#### Exercise objective:
In the listing below, find every line with the string "August" and pull it out.

— BEGIN —

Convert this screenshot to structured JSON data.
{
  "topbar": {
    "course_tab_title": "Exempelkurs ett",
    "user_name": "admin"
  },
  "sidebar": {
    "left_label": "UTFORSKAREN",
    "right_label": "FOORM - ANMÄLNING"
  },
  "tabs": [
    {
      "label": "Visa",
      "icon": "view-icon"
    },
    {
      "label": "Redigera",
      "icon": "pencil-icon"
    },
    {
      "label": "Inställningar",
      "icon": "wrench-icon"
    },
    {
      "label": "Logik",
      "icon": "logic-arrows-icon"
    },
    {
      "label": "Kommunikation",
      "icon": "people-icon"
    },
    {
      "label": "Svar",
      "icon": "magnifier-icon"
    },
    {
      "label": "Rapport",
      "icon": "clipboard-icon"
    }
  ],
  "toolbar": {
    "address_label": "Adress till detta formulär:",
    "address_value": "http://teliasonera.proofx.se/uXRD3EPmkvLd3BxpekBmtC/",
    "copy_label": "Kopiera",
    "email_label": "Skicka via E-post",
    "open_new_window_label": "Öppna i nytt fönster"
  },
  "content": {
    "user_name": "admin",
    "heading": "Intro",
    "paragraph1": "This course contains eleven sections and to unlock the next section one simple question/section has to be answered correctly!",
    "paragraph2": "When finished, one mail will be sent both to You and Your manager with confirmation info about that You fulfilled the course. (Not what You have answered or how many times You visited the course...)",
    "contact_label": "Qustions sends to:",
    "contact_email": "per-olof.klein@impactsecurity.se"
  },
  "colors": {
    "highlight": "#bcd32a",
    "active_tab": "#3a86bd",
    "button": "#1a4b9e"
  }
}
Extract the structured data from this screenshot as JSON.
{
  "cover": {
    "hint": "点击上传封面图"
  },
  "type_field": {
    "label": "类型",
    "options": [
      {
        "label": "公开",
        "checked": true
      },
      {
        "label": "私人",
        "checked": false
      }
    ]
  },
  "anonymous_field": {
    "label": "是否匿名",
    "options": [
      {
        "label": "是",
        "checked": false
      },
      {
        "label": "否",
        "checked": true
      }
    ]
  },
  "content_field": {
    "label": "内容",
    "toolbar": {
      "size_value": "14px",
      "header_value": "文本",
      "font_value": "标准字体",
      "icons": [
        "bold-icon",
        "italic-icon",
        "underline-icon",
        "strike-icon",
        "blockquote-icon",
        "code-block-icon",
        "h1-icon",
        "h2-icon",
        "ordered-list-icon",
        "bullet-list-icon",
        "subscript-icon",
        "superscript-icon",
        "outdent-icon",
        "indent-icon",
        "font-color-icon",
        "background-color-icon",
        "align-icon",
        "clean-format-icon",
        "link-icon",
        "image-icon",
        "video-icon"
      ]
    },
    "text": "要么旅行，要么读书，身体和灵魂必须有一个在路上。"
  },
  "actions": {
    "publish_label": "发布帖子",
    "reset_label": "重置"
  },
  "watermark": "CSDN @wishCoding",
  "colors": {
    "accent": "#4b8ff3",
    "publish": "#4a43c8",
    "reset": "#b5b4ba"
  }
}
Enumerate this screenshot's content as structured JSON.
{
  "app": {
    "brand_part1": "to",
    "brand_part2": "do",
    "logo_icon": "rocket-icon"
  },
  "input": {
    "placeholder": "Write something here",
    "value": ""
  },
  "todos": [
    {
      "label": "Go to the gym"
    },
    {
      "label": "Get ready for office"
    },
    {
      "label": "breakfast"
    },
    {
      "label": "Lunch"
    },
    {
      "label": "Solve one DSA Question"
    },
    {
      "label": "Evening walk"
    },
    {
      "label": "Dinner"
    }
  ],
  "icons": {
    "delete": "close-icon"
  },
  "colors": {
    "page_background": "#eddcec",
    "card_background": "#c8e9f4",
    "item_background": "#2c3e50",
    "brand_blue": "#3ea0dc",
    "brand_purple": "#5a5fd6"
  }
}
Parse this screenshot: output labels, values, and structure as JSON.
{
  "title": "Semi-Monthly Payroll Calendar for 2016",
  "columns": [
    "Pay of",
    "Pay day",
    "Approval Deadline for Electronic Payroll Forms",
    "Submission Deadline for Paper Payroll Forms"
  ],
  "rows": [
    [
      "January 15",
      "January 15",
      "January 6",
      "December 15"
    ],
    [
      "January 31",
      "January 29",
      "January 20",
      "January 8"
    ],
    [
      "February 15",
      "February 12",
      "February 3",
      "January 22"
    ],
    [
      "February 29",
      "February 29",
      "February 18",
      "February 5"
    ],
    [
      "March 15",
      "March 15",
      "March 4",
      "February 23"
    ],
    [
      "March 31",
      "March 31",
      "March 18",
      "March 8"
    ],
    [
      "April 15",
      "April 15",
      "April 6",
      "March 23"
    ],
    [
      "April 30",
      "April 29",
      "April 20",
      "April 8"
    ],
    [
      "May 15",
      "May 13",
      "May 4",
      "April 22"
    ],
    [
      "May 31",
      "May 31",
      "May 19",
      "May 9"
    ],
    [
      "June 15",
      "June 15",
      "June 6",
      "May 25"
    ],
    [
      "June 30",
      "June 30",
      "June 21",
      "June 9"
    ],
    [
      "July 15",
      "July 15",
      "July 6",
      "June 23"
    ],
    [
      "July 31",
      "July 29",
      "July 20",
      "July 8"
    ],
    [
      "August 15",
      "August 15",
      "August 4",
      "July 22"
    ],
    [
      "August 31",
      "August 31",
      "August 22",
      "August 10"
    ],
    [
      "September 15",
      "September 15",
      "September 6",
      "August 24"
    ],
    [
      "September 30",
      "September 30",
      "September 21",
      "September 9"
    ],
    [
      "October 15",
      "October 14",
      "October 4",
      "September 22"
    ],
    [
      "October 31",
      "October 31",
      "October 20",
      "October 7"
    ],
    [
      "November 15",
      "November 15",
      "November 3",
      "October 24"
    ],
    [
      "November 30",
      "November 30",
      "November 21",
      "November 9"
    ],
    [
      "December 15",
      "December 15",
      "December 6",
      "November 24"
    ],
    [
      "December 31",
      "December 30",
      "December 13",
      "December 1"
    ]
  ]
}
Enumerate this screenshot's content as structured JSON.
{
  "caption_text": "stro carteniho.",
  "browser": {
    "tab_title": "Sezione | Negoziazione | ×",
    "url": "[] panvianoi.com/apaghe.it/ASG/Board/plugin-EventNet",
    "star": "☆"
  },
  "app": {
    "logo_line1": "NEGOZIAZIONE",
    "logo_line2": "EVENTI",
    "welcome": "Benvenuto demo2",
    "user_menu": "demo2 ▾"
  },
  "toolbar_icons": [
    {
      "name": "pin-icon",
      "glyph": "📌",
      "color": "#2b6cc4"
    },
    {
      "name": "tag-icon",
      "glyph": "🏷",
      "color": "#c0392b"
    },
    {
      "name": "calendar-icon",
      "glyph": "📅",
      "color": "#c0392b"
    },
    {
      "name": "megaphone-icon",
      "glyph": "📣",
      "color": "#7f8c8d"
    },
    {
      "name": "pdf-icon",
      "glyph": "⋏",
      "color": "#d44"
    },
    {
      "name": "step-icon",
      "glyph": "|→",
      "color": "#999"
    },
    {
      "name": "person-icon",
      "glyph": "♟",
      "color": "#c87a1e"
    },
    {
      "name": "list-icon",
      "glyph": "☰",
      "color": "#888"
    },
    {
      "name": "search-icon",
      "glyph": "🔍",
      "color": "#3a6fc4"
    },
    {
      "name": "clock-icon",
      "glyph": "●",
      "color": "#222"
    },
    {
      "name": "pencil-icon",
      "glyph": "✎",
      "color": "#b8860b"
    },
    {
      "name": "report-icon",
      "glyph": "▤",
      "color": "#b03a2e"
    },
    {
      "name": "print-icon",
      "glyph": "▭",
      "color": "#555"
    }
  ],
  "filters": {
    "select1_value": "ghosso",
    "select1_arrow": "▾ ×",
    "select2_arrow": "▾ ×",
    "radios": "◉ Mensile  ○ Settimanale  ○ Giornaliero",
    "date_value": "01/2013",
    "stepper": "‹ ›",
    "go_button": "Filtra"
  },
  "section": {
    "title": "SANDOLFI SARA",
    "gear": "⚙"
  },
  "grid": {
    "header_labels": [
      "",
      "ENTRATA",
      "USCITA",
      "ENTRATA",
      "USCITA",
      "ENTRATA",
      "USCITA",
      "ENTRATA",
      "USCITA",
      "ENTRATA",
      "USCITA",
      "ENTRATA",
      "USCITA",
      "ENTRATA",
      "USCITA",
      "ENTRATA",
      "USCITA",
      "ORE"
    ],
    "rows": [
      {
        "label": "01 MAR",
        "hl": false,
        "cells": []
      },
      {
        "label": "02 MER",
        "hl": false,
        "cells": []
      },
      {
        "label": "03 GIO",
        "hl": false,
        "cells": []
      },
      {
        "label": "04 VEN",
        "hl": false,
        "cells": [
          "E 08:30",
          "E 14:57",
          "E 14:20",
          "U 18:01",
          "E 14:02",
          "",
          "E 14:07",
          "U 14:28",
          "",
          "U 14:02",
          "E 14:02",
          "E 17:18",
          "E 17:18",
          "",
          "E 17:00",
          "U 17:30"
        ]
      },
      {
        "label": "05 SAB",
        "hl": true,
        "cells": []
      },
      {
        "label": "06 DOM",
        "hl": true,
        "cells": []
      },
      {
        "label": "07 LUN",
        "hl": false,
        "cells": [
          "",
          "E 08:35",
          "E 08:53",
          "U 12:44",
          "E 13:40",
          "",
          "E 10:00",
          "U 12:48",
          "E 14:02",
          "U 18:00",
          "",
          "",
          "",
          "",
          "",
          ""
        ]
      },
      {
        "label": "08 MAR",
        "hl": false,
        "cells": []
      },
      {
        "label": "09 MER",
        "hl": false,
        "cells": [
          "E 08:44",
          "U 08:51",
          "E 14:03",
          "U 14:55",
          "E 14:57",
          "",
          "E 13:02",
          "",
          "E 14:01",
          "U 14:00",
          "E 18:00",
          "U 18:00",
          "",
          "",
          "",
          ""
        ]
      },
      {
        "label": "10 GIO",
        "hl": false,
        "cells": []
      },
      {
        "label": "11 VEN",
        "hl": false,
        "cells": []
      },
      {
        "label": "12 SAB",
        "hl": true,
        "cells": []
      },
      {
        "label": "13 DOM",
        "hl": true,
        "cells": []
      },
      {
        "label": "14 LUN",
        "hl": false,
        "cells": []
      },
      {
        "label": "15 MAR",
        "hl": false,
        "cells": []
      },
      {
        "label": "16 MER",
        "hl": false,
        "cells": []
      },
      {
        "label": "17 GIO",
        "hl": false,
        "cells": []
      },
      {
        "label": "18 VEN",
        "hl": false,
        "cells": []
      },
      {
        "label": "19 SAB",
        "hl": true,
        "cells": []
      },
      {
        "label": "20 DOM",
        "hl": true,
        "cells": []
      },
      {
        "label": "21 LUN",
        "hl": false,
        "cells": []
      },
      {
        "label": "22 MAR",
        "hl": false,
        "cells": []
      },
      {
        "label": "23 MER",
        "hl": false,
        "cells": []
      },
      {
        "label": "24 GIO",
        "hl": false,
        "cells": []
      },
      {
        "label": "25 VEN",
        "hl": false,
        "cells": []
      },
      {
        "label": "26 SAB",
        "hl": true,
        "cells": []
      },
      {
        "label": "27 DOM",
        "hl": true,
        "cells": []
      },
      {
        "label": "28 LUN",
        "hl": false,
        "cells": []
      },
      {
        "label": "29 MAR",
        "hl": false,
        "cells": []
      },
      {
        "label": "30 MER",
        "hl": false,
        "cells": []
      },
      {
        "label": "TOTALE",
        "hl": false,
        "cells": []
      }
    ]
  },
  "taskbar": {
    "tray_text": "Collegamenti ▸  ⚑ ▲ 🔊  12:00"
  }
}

— END —

#### Full output:
      "August 15",
      "August 15",
      "August 4",
      "August 31",
      "August 31",
      "August 22",
      "August 10"
      "August 24"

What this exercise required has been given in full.